> Stated problem:
Output the entries verbatim, including every line.

[Collected data]
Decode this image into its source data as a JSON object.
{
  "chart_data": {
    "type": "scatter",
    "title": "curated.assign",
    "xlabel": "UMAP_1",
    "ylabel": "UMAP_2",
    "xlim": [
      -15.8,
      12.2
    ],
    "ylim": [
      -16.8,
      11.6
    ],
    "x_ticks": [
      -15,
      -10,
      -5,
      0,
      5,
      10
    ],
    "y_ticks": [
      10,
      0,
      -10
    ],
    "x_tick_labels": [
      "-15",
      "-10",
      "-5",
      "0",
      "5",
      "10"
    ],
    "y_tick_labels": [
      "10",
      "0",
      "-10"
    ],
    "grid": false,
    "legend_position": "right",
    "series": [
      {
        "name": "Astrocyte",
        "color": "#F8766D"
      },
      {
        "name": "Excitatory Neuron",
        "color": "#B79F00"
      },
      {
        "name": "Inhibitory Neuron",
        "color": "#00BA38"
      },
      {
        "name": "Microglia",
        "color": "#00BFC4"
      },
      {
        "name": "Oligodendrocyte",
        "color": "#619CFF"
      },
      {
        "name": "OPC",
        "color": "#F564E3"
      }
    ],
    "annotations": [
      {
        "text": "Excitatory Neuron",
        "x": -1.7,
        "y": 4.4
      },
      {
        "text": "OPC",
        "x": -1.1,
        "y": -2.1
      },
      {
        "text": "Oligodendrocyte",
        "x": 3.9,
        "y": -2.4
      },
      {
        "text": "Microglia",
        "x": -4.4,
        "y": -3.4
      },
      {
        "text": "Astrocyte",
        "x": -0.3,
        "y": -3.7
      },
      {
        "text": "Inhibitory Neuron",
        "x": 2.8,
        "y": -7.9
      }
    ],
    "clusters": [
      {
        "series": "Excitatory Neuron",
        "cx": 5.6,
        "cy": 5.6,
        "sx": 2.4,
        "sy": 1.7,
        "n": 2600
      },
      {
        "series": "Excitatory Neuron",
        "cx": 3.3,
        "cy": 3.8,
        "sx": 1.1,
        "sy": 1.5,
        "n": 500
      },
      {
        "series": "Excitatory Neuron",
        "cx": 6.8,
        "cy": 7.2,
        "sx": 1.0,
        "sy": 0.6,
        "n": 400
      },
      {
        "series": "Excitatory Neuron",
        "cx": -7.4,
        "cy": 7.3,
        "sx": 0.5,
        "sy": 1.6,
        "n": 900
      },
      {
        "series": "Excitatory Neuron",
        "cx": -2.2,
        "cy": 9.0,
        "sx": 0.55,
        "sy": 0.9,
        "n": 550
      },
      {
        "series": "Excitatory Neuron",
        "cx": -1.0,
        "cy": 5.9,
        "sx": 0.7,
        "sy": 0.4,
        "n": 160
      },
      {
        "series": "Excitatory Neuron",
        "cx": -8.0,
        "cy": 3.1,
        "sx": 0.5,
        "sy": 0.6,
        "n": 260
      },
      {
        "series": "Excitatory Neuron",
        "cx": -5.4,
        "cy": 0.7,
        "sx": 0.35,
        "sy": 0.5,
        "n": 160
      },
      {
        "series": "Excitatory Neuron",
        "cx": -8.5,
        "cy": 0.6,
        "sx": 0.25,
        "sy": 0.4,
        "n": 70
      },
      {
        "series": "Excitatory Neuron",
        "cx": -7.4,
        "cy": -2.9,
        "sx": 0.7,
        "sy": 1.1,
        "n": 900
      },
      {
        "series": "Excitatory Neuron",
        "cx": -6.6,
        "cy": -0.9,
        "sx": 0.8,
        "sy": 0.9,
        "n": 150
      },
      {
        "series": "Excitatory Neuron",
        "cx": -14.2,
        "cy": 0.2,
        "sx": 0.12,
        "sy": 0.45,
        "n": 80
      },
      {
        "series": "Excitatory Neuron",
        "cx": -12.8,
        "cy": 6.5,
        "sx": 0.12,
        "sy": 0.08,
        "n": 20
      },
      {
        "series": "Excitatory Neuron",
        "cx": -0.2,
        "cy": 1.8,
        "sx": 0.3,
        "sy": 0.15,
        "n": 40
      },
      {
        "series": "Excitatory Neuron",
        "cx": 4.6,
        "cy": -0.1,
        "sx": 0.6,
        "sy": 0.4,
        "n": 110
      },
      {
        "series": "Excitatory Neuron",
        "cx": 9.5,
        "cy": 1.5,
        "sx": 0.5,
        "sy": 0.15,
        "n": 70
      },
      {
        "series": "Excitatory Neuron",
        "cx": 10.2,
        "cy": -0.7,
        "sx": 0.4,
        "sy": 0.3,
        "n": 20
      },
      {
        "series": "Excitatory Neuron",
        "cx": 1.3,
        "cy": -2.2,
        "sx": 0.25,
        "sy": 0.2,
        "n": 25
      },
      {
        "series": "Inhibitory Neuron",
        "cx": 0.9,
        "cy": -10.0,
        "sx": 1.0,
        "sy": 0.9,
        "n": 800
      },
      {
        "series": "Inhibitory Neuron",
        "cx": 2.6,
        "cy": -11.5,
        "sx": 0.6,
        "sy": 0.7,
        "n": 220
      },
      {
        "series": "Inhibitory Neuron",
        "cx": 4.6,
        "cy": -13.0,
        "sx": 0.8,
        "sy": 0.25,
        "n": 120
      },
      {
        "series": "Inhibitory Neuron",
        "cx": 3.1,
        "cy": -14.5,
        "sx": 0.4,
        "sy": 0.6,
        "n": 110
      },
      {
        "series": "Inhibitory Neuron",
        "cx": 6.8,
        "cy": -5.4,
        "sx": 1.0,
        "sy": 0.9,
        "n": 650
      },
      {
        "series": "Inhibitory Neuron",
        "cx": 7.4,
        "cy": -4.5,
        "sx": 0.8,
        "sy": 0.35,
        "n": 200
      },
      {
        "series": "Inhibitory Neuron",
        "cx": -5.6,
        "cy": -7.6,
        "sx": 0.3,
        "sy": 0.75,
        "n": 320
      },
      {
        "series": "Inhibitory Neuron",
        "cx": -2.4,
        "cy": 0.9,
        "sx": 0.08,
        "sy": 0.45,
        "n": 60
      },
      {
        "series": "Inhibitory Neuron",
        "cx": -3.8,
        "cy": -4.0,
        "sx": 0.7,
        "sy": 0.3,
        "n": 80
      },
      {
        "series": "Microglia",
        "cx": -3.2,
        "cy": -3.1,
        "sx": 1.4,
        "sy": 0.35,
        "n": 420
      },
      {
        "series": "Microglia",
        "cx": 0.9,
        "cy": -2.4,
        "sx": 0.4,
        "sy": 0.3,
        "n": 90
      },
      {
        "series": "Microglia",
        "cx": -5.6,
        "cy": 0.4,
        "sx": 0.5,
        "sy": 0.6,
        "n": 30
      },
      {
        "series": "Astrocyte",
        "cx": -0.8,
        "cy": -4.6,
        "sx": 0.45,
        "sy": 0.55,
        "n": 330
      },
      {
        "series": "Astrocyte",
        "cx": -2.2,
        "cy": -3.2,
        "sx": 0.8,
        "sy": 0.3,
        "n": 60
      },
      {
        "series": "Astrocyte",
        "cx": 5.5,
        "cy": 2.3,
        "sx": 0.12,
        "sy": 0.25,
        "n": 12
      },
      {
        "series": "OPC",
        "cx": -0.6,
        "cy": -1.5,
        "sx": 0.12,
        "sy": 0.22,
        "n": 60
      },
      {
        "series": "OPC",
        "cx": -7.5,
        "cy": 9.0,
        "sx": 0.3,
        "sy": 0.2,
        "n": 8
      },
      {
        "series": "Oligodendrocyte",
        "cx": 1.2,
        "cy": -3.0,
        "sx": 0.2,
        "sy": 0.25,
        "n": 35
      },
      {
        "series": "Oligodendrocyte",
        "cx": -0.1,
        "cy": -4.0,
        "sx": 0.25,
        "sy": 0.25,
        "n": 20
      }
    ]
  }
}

> Response for this exercise:
Decode this image into its source data as a JSON object.
{
  "chart_data": {
    "type": "scatter",
    "title": "curated.assign",
    "xlabel": "UMAP_1",
    "ylabel": "UMAP_2",
    "xlim": [
      -15.8,
      12.2
    ],
    "ylim": [
      -16.8,
      11.6
    ],
    "x_ticks": [
      -15,
      -10,
      -5,
      0,
      5,
      10
    ],
    "y_ticks": [
      10,
      0,
      -10
    ],
    "x_tick_labels": [
      "-15",
      "-10",
      "-5",
      "0",
      "5",
      "10"
    ],
    "y_tick_labels": [
      "10",
      "0",
      "-10"
    ],
    "grid": false,
    "legend_position": "right",
    "series": [
      {
        "name": "Astrocyte",
        "color": "#F8766D"
      },
      {
        "name": "Excitatory Neuron",
        "color": "#B79F00"
      },
      {
        "name": "Inhibitory Neuron",
        "color": "#00BA38"
      },
      {
        "name": "Microglia",
        "color": "#00BFC4"
      },
      {
        "name": "Oligodendrocyte",
        "color": "#619CFF"
      },
      {
        "name": "OPC",
        "color": "#F564E3"
      }
    ],
    "annotations": [
      {
        "text": "Excitatory Neuron",
        "x": -1.7,
        "y": 4.4
      },
      {
        "text": "OPC",
        "x": -1.1,
        "y": -2.1
      },
      {
        "text": "Oligodendrocyte",
        "x": 3.9,
        "y": -2.4
      },
      {
        "text": "Microglia",
        "x": -4.4,
        "y": -3.4
      },
      {
        "text": "Astrocyte",
        "x": -0.3,
        "y": -3.7
      },
      {
        "text": "Inhibitory Neuron",
        "x": 2.8,
        "y": -7.9
      }
    ],
    "clusters": [
      {
        "series": "Excitatory Neuron",
        "cx": 5.6,
        "cy": 5.6,
        "sx": 2.4,
        "sy": 1.7,
        "n": 2600
      },
      {
        "series": "Excitatory Neuron",
        "cx": 3.3,
        "cy": 3.8,
        "sx": 1.1,
        "sy": 1.5,
        "n": 500
      },
      {
        "series": "Excitatory Neuron",
        "cx": 6.8,
        "cy": 7.2,
        "sx": 1.0,
        "sy": 0.6,
        "n": 400
      },
      {
        "series": "Excitatory Neuron",
        "cx": -7.4,
        "cy": 7.3,
        "sx": 0.5,
        "sy": 1.6,
        "n": 900
      },
      {
        "series": "Excitatory Neuron",
        "cx": -2.2,
        "cy": 9.0,
        "sx": 0.55,
        "sy": 0.9,
        "n": 550
      },
      {
        "series": "Excitatory Neuron",
        "cx": -1.0,
        "cy": 5.9,
        "sx": 0.7,
        "sy": 0.4,
        "n": 160
      },
      {
        "series": "Excitatory Neuron",
        "cx": -8.0,
        "cy": 3.1,
        "sx": 0.5,
        "sy": 0.6,
        "n": 260
      },
      {
        "series": "Excitatory Neuron",
        "cx": -5.4,
        "cy": 0.7,
        "sx": 0.35,
        "sy": 0.5,
        "n": 160
      },
      {
        "series": "Excitatory Neuron",
        "cx": -8.5,
        "cy": 0.6,
        "sx": 0.25,
        "sy": 0.4,
        "n": 70
      },
      {
        "series": "Excitatory Neuron",
        "cx": -7.4,
        "cy": -2.9,
        "sx": 0.7,
        "sy": 1.1,
        "n": 900
      },
      {
        "series": "Excitatory Neuron",
        "cx": -6.6,
        "cy": -0.9,
        "sx": 0.8,
        "sy": 0.9,
        "n": 150
      },
      {
        "series": "Excitatory Neuron",
        "cx": -14.2,
        "cy": 0.2,
        "sx": 0.12,
        "sy": 0.45,
        "n": 80
      },
      {
        "series": "Excitatory Neuron",
        "cx": -12.8,
        "cy": 6.5,
        "sx": 0.12,
        "sy": 0.08,
        "n": 20
      },
      {
        "series": "Excitatory Neuron",
        "cx": -0.2,
        "cy": 1.8,
        "sx": 0.3,
        "sy": 0.15,
        "n": 40
      },
      {
        "series": "Excitatory Neuron",
        "cx": 4.6,
        "cy": -0.1,
        "sx": 0.6,
        "sy": 0.4,
        "n": 110
      },
      {
        "series": "Excitatory Neuron",
        "cx": 9.5,
        "cy": 1.5,
        "sx": 0.5,
        "sy": 0.15,
        "n": 70
      },
      {
        "series": "Excitatory Neuron",
        "cx": 10.2,
        "cy": -0.7,
        "sx": 0.4,
        "sy": 0.3,
        "n": 20
      },
      {
        "series": "Excitatory Neuron",
        "cx": 1.3,
        "cy": -2.2,
        "sx": 0.25,
        "sy": 0.2,
        "n": 25
      },
      {
        "series": "Inhibitory Neuron",
        "cx": 0.9,
        "cy": -10.0,
        "sx": 1.0,
        "sy": 0.9,
        "n": 800
      },
      {
        "series": "Inhibitory Neuron",
        "cx": 2.6,
        "cy": -11.5,
        "sx": 0.6,
        "sy": 0.7,
        "n": 220
      },
      {
        "series": "Inhibitory Neuron",
        "cx": 4.6,
        "cy": -13.0,
        "sx": 0.8,
        "sy": 0.25,
        "n": 120
      },
      {
        "series": "Inhibitory Neuron",
        "cx": 3.1,
        "cy": -14.5,
        "sx": 0.4,
        "sy": 0.6,
        "n": 110
      },
      {
        "series": "Inhibitory Neuron",
        "cx": 6.8,
        "cy": -5.4,
        "sx": 1.0,
        "sy": 0.9,
        "n": 650
      },
      {
        "series": "Inhibitory Neuron",
        "cx": 7.4,
        "cy": -4.5,
        "sx": 0.8,
        "sy": 0.35,
        "n": 200
      },
      {
        "series": "Inhibitory Neuron",
        "cx": -5.6,
        "cy": -7.6,
        "sx": 0.3,
        "sy": 0.75,
        "n": 320
      },
      {
        "series": "Inhibitory Neuron",
        "cx": -2.4,
        "cy": 0.9,
        "sx": 0.08,
        "sy": 0.45,
        "n": 60
      },
      {
        "series": "Inhibitory Neuron",
        "cx": -3.8,
        "cy": -4.0,
        "sx": 0.7,
        "sy": 0.3,
        "n": 80
      },
      {
        "series": "Microglia",
        "cx": -3.2,
        "cy": -3.1,
        "sx": 1.4,
        "sy": 0.35,
        "n": 420
      },
      {
        "series": "Microglia",
        "cx": 0.9,
        "cy": -2.4,
        "sx": 0.4,
        "sy": 0.3,
        "n": 90
      },
      {
        "series": "Microglia",
        "cx": -5.6,
        "cy": 0.4,
        "sx": 0.5,
        "sy": 0.6,
        "n": 30
      },
      {
        "series": "Astrocyte",
        "cx": -0.8,
        "cy": -4.6,
        "sx": 0.45,
        "sy": 0.55,
        "n": 330
      },
      {
        "series": "Astrocyte",
        "cx": -2.2,
        "cy": -3.2,
        "sx": 0.8,
        "sy": 0.3,
        "n": 60
      },
      {
        "series": "Astrocyte",
        "cx": 5.5,
        "cy": 2.3,
        "sx": 0.12,
        "sy": 0.25,
        "n": 12
      },
      {
        "series": "OPC",
        "cx": -0.6,
        "cy": -1.5,
        "sx": 0.12,
        "sy": 0.22,
        "n": 60
      },
      {
        "series": "OPC",
        "cx": -7.5,
        "cy": 9.0,
        "sx": 0.3,
        "sy": 0.2,
        "n": 8
      },
      {
        "series": "Oligodendrocyte",
        "cx": 1.2,
        "cy": -3.0,
        "sx": 0.2,
        "sy": 0.25,
        "n": 35
      },
      {
        "series": "Oligodendrocyte",
        "cx": -0.1,
        "cy": -4.0,
        "sx": 0.25,
        "sy": 0.25,
        "n": 20
      }
    ]
  }
}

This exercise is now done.